-- INFORMATION SHOWN --
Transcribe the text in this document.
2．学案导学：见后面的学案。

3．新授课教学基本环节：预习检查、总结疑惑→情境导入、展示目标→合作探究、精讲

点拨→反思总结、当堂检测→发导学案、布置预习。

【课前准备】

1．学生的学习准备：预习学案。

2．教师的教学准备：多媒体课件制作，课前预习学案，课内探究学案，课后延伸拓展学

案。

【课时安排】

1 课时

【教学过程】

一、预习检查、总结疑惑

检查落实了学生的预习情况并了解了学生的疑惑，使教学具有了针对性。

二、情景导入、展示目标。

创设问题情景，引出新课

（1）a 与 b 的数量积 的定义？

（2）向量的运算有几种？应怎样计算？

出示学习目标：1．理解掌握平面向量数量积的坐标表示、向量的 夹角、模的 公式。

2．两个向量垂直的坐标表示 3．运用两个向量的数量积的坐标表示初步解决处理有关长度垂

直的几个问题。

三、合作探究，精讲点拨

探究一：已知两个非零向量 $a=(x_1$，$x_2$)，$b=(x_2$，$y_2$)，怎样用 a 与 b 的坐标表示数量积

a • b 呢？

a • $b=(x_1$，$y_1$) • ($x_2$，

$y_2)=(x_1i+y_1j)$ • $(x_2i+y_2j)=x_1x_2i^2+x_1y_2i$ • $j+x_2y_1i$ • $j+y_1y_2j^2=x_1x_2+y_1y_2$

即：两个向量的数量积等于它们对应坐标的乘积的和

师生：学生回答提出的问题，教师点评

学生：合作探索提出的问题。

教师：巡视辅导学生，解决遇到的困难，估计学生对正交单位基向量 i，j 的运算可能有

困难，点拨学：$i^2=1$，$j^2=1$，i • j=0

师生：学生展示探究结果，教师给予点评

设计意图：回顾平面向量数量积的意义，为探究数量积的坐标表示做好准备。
---
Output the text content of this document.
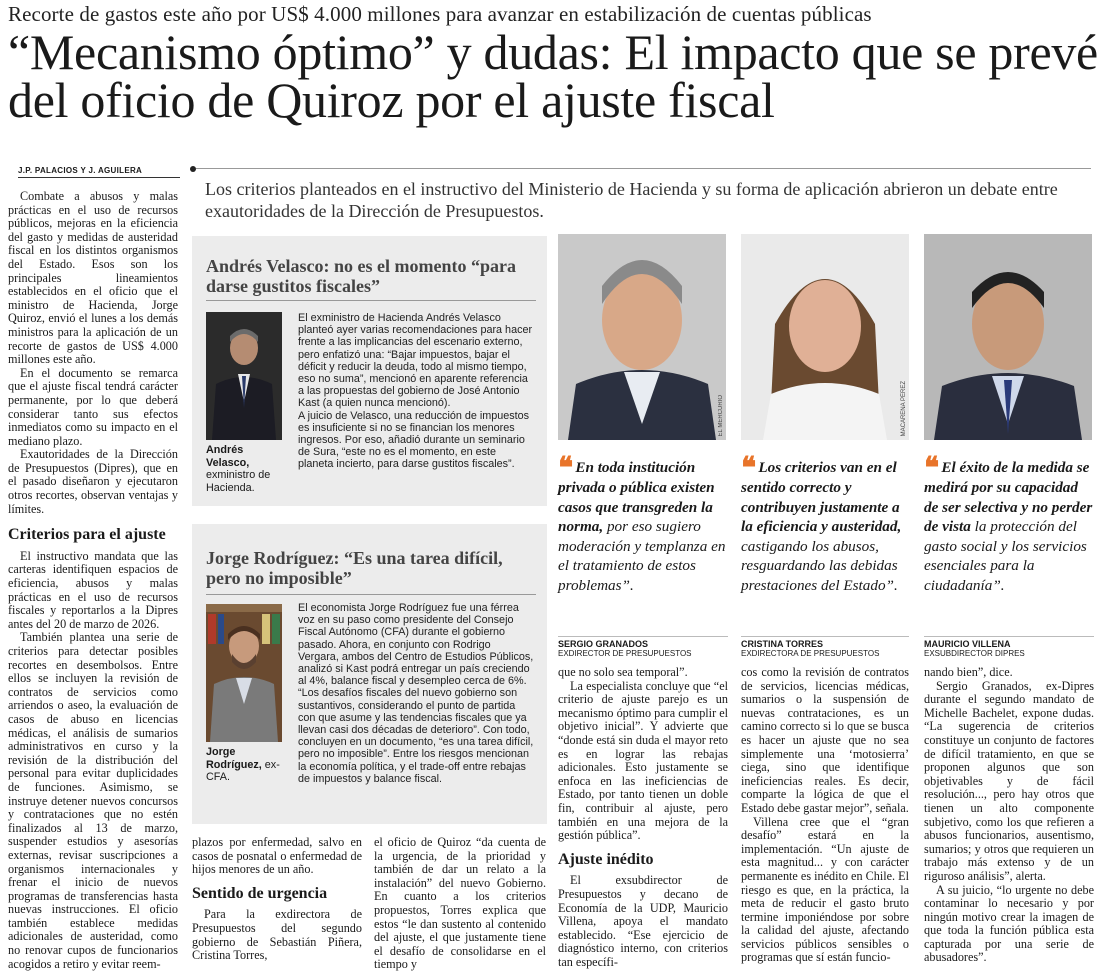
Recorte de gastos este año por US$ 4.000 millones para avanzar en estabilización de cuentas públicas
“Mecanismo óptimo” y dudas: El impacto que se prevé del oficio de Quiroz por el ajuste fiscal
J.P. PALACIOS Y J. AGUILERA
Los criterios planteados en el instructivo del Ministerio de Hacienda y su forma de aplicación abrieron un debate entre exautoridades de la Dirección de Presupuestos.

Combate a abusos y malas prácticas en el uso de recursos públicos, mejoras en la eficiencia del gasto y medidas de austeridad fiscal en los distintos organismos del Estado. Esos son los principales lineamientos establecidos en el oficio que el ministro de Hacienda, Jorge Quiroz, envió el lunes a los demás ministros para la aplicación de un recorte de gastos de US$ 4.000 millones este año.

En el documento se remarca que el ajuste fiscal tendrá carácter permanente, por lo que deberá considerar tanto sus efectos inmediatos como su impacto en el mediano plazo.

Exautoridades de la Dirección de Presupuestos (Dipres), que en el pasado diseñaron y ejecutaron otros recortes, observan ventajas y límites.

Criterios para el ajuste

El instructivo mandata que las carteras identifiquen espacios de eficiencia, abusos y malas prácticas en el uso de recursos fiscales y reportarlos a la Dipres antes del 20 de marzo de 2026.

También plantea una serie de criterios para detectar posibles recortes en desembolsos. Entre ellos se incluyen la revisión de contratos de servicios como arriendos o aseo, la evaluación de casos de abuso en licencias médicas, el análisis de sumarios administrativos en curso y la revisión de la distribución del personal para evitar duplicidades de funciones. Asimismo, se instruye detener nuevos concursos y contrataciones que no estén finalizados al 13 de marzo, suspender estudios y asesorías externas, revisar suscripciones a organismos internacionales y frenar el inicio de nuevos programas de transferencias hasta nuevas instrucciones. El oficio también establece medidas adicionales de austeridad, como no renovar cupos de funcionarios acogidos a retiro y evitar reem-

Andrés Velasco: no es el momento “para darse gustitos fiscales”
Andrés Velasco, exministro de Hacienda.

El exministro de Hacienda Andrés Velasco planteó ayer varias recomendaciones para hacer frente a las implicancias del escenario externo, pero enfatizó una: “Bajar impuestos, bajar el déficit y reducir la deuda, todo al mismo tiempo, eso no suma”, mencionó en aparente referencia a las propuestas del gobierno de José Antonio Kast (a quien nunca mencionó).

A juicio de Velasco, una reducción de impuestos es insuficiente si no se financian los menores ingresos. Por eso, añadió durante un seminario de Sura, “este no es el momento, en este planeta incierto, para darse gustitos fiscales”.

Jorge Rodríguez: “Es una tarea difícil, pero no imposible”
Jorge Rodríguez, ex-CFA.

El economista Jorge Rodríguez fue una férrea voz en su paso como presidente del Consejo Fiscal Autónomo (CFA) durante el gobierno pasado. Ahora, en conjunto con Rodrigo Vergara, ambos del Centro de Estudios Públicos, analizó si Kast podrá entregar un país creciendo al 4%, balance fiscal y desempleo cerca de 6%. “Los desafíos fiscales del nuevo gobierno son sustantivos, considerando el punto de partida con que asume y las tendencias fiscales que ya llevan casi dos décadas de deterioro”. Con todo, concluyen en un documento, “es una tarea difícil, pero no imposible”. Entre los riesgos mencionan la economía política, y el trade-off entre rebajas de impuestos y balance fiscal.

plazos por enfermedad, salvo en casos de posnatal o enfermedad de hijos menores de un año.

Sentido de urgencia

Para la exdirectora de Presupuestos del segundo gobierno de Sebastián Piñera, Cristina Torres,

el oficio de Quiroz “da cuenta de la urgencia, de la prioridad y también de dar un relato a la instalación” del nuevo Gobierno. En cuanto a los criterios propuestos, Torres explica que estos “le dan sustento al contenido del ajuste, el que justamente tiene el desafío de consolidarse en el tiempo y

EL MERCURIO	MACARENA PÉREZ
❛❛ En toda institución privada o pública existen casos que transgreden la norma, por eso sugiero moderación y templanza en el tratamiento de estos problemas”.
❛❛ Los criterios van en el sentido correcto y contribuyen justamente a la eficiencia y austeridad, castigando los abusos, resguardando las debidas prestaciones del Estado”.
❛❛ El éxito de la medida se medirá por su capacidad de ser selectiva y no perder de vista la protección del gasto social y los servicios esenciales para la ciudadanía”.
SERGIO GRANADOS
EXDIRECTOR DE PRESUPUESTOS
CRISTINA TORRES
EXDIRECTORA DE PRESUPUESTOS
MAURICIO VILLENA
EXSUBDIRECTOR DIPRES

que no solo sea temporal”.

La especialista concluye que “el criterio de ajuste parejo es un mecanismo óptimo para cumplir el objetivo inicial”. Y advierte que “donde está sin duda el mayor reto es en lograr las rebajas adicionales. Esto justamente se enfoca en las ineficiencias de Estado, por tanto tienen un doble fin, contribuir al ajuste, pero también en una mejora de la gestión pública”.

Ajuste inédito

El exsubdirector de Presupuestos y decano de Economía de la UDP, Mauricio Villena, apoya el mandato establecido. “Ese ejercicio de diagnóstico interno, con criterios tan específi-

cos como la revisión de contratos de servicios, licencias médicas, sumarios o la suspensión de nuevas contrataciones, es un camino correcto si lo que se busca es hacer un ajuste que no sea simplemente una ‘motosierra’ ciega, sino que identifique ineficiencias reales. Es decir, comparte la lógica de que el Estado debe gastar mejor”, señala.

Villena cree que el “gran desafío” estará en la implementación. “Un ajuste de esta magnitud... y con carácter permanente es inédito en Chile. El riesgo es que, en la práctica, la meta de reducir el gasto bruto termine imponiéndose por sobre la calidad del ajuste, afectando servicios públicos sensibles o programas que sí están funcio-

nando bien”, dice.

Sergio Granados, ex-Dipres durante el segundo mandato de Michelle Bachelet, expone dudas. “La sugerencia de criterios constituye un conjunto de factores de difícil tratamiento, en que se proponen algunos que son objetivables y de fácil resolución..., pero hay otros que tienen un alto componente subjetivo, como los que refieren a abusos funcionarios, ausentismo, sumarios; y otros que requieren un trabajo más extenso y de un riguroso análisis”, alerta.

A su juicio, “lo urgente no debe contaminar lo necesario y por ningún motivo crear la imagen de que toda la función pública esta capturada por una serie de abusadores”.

-- WHAT IS EXPECTED --
Copy every line that contains the string "展示目标".

-- RESULT --
3．新授课教学基本环节：预习检查、总结疑惑→情境导入、展示目标→合作探究、精讲
二、情景导入、展示目标。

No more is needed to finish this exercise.